I see 3 types of prometheus metrics, admin, propel...
# flyte-deployment
f
I see 3 types of prometheus metrics, admin, propeller and console. I then see that one is meant to rely on kube_state_metrics metrics of pod to get other information from the exactual execution (like cpu usage etc) Are there some metrics exposed directly by the running pods that we should also collect? or which other ways are there to collect metrics on running executions?
like for instance, in this documentation you talk about the stats handler https://www.union.ai/docs/flyte/deployment/flyte-configuration/monitoring/
User Stats With Flyte
The workflow parameters object that the SDK injects into various tasks has a
statsd
handle that users should call to emit stats of their workflows not captured by the default metrics. The usual caveats around cardinality apply, of course.
when using that handler, where would the metrics be found? collected by propeller? or need to be scraped from the nodes?
a
hey @fierce-farmer-40956 any specific metric you're looking for?
f
I have 2 cases 1. Create a dashboard that for a given execution gives detailed information about the resources used by each task/workflow. 2. Allow users to create their own metrics to see the progress of their experiments
w
We used GKE managed prometheus + Grafana Here are some queries we used to get CPU and memory usage for tasks in our Grafana dash.
Copy code
kubernetes_io:container_cpu_request_cores{project_id="$project_id", pod_name="$pod_name"}

kubernetes_io:container_cpu_request_utilization{project_id="$project_id", pod_name="$pod_name"}

kubernetes_io:container_memory_request_bytes{project_id="$project_id", pod_name="$pod_name"}

sum(kubernetes_io:container_memory_used_bytes{project_id="$project_id", pod_name="$pod_name"})

_Data rows:_
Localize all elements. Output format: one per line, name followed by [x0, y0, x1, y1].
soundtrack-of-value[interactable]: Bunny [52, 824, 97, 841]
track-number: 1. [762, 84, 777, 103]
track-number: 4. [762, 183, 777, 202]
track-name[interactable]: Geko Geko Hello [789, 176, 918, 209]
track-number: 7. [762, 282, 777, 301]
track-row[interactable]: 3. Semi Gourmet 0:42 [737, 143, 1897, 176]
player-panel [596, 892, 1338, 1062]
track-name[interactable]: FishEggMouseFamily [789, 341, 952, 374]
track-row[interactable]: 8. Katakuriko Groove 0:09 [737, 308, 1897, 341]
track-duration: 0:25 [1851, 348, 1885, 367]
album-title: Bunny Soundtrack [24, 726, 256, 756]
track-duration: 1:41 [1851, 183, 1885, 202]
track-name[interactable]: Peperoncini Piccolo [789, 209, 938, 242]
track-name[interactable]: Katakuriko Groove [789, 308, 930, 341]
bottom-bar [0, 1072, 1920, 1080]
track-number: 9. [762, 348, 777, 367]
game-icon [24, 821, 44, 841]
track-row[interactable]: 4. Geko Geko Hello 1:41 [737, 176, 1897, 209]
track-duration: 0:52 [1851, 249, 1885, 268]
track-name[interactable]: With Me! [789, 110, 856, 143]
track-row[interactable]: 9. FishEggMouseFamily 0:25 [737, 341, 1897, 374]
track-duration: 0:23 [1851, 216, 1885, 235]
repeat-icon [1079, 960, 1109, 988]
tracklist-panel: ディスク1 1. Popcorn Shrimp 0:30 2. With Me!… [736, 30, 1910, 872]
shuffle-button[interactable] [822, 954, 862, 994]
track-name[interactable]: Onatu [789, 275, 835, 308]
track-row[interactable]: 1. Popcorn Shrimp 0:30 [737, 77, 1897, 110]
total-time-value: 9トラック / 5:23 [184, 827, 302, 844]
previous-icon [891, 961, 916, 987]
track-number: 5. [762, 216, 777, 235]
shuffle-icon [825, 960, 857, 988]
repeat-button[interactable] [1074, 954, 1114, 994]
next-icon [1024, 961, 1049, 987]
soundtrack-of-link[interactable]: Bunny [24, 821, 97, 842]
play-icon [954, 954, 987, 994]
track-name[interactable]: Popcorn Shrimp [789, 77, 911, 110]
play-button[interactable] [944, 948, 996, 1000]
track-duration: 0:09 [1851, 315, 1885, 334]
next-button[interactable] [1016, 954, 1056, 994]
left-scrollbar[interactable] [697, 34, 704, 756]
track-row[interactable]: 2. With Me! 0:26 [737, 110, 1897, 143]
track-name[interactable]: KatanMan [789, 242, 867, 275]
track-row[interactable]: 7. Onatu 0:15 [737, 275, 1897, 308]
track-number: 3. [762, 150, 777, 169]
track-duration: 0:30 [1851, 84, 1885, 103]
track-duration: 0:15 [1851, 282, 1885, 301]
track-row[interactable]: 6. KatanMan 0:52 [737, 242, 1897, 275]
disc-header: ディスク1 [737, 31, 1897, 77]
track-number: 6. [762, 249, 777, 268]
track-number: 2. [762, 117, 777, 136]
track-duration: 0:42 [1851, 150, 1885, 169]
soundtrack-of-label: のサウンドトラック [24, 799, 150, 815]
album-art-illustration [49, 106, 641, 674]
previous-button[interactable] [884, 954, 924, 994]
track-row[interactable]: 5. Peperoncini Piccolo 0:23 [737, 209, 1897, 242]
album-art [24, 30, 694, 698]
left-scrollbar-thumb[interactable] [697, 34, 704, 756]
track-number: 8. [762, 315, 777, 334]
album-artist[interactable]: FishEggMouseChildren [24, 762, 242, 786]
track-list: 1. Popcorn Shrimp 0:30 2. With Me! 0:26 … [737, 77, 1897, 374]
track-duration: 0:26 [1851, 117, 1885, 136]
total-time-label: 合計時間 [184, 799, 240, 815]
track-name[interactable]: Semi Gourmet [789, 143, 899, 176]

_Things to do:_
(A) Answer these from the Flyte monitoring thread:
(i) Which three types of Prometheus metrics does the first post say it sees?
(ii) Which Prometheus setup was used together with Grafana for the dashboard?
(iii) What handle do users call to emit stats not captured by the default metrics?
(B) Change every "track-name" to "song-title" in the entries. Begin at their first line and stop after the line that contains "shuffle-icon [825, 960, 857, 988]", then give back only those lines, otherwise unchanged.
The Flyte monitoring thread and the entries are unrelated material.

_Answers to each task:_
(A)
(i) Admin, propeller and console.
(ii) GKE managed Prometheus.
(iii) The statsd handle.

(B)
Localize all elements. Output format: one per line, name followed by [x0, y0, x1, y1].
soundtrack-of-value[interactable]: Bunny [52, 824, 97, 841]
track-number: 1. [762, 84, 777, 103]
track-number: 4. [762, 183, 777, 202]
song-title[interactable]: Geko Geko Hello [789, 176, 918, 209]
track-number: 7. [762, 282, 777, 301]
track-row[interactable]: 3. Semi Gourmet 0:42 [737, 143, 1897, 176]
player-panel [596, 892, 1338, 1062]
song-title[interactable]: FishEggMouseFamily [789, 341, 952, 374]
track-row[interactable]: 8. Katakuriko Groove 0:09 [737, 308, 1897, 341]
track-duration: 0:25 [1851, 348, 1885, 367]
album-title: Bunny Soundtrack [24, 726, 256, 756]
track-duration: 1:41 [1851, 183, 1885, 202]
song-title[interactable]: Peperoncini Piccolo [789, 209, 938, 242]
song-title[interactable]: Katakuriko Groove [789, 308, 930, 341]
bottom-bar [0, 1072, 1920, 1080]
track-number: 9. [762, 348, 777, 367]
game-icon [24, 821, 44, 841]
track-row[interactable]: 4. Geko Geko Hello 1:41 [737, 176, 1897, 209]
track-duration: 0:52 [1851, 249, 1885, 268]
song-title[interactable]: With Me! [789, 110, 856, 143]
track-row[interactable]: 9. FishEggMouseFamily 0:25 [737, 341, 1897, 374]
track-duration: 0:23 [1851, 216, 1885, 235]
repeat-icon [1079, 960, 1109, 988]
tracklist-panel: ディスク1 1. Popcorn Shrimp 0:30 2. With Me!… [736, 30, 1910, 872]
shuffle-button[interactable] [822, 954, 862, 994]
song-title[interactable]: Onatu [789, 275, 835, 308]
track-row[interactable]: 1. Popcorn Shrimp 0:30 [737, 77, 1897, 110]
total-time-value: 9トラック / 5:23 [184, 827, 302, 844]
previous-icon [891, 961, 916, 987]
track-number: 5. [762, 216, 777, 235]
shuffle-icon [825, 960, 857, 988]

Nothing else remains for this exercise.